> _Instructions for the task_: From the entries that follow, copy every line with the word "aktuellen".

> _Data items_:
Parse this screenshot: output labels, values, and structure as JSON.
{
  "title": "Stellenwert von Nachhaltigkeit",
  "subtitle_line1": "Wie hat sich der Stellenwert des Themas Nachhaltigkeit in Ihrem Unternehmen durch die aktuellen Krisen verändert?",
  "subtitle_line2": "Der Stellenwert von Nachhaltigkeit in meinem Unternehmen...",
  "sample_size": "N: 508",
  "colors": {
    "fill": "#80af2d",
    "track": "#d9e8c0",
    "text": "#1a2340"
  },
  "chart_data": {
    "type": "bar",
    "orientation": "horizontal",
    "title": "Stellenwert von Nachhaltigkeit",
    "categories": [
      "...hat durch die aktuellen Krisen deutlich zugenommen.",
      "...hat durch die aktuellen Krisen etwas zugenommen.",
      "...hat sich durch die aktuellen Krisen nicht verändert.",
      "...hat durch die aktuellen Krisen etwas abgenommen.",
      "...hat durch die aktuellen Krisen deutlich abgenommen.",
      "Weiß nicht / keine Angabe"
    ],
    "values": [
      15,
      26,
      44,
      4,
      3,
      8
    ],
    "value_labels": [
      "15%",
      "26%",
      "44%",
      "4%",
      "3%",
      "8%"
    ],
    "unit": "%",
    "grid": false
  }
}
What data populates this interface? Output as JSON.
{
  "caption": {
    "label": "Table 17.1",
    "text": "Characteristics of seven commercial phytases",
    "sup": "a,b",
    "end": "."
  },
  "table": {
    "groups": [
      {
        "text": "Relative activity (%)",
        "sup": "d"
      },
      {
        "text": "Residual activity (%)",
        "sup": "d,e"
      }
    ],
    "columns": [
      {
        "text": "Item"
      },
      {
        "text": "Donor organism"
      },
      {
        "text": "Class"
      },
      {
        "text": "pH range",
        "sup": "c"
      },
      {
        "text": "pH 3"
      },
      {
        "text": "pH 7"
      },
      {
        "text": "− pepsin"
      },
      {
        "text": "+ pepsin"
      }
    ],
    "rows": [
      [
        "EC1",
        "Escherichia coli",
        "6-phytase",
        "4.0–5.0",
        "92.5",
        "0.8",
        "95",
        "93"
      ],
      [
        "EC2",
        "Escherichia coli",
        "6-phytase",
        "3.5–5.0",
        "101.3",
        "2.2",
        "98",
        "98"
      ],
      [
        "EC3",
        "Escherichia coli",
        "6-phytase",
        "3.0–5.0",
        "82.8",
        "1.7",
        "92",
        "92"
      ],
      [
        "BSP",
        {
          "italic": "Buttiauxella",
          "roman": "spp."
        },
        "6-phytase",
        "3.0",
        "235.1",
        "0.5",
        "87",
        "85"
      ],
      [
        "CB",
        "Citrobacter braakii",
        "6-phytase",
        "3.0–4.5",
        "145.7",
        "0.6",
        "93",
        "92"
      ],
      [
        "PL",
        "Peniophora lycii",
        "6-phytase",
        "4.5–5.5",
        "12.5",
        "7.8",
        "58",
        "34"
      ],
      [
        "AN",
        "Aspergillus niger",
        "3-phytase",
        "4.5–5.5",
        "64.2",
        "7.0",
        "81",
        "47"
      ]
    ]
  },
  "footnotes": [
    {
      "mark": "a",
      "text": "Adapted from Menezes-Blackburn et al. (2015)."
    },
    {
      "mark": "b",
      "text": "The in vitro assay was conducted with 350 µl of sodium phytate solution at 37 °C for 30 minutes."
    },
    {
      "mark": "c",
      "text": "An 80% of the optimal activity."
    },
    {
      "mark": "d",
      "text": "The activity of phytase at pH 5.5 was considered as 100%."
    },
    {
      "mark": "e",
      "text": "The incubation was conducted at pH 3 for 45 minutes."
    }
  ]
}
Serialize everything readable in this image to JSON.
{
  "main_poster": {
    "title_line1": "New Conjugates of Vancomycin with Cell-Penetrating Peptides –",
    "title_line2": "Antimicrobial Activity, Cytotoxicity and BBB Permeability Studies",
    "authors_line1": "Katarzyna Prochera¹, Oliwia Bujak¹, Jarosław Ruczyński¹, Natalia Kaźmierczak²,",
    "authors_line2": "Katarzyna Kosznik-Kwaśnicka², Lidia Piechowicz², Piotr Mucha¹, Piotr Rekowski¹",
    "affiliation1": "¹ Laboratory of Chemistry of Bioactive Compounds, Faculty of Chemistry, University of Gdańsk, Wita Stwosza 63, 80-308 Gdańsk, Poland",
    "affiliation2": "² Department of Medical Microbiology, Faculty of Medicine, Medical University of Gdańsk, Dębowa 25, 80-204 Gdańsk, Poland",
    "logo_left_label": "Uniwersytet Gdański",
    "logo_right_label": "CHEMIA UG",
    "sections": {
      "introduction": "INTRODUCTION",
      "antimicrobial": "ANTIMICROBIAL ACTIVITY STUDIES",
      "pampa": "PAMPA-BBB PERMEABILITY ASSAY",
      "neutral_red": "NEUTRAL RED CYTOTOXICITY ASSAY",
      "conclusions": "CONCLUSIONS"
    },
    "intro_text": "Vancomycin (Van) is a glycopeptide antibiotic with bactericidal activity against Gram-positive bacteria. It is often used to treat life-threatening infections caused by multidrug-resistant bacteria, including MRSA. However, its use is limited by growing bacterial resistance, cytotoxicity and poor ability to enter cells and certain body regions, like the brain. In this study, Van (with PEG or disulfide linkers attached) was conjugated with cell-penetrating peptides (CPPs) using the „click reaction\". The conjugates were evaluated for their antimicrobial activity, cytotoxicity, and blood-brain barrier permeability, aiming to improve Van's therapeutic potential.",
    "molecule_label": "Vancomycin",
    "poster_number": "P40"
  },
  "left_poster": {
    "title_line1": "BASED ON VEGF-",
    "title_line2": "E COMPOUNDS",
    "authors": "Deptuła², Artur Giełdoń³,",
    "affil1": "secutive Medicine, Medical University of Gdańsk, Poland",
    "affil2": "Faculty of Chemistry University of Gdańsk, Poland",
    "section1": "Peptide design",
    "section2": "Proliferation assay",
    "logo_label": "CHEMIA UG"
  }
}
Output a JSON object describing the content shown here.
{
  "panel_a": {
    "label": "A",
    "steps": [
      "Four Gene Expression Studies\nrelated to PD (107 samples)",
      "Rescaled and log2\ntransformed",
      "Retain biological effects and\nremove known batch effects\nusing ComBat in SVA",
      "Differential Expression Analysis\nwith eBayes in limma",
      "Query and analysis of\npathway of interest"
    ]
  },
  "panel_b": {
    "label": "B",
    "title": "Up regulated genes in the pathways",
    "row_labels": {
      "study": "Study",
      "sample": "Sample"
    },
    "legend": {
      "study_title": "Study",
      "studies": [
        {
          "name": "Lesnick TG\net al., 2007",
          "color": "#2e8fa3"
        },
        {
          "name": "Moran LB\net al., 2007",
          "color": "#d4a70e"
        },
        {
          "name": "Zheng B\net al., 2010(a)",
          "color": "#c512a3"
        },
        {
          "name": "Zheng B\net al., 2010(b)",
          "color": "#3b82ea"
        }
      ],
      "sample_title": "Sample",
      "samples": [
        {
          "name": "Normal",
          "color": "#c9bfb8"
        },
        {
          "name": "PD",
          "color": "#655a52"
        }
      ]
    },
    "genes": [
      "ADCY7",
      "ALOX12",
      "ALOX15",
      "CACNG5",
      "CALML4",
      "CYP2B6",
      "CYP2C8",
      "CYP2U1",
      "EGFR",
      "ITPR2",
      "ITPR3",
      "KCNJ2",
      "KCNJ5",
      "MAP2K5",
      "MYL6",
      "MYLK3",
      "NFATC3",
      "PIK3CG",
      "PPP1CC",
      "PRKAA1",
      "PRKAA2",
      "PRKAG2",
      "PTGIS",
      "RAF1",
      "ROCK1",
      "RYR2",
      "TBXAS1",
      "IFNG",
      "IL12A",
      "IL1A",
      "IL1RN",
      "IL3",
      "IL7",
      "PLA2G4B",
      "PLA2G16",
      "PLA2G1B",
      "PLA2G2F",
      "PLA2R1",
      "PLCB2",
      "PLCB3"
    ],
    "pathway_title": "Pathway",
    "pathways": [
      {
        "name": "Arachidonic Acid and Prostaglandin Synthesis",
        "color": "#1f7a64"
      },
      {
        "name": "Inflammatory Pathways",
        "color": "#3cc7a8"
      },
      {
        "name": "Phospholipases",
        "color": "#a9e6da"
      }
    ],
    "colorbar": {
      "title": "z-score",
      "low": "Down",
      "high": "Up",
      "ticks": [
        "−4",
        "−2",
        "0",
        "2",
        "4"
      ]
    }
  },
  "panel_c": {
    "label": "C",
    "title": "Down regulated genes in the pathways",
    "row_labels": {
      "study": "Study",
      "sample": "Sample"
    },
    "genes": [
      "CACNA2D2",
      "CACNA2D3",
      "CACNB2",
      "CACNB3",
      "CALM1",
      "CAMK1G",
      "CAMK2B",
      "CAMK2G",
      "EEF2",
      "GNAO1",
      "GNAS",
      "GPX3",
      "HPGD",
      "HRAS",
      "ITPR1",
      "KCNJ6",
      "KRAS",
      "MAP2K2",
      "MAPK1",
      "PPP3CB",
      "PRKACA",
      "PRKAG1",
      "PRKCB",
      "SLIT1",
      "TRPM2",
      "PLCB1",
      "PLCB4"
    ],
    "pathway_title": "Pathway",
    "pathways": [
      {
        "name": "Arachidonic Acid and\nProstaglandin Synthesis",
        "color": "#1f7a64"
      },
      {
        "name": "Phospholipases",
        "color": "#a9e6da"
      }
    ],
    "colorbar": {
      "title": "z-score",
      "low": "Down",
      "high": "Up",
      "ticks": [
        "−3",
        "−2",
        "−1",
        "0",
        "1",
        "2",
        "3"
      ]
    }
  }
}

> _Completed exercise_:
  "subtitle_line1": "Wie hat sich der Stellenwert des Themas Nachhaltigkeit in Ihrem Unternehmen durch die aktuellen Krisen verändert?",
      "...hat durch die aktuellen Krisen deutlich zugenommen.",
      "...hat durch die aktuellen Krisen etwas zugenommen.",
      "...hat sich durch die aktuellen Krisen nicht verändert.",
      "...hat durch die aktuellen Krisen etwas abgenommen.",
      "...hat durch die aktuellen Krisen deutlich abgenommen.",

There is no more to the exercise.